Tally the lines that contain "Відповіді" and report the total alone.
-*-
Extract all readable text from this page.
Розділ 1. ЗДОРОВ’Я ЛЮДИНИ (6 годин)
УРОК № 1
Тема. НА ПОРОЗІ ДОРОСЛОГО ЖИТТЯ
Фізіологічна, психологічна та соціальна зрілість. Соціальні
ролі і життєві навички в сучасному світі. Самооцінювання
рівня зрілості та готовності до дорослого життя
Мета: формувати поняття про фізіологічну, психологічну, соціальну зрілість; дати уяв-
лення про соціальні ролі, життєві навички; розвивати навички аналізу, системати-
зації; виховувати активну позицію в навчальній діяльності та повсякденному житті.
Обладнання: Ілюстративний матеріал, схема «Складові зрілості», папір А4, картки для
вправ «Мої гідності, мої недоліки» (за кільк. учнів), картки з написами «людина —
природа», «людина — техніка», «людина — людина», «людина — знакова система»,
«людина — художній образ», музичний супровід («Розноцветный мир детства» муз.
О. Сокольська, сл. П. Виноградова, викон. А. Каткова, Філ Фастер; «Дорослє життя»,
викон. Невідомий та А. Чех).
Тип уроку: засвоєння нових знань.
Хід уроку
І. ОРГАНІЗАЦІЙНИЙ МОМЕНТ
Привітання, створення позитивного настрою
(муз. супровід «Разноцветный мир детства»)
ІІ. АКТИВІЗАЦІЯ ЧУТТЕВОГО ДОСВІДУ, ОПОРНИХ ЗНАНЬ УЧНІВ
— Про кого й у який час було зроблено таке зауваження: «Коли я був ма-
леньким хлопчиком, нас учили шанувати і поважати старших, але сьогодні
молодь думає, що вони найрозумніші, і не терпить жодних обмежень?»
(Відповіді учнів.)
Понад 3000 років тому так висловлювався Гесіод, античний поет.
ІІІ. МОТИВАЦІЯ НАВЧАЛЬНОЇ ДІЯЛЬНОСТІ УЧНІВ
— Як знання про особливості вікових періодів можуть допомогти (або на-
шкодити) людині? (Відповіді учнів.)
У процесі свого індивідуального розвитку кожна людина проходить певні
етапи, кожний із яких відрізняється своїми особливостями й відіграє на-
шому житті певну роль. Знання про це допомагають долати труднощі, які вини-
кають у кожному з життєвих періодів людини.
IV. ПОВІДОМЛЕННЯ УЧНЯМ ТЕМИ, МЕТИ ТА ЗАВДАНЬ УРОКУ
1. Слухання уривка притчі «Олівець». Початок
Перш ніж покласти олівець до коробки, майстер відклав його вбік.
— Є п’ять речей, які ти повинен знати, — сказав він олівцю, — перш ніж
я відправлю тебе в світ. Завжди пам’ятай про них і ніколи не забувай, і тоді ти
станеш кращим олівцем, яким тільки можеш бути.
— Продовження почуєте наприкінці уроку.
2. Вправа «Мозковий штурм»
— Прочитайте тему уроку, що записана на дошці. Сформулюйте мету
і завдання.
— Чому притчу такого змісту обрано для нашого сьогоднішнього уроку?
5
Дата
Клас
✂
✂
-*-
REPLY TO THE EXERCISE ->
2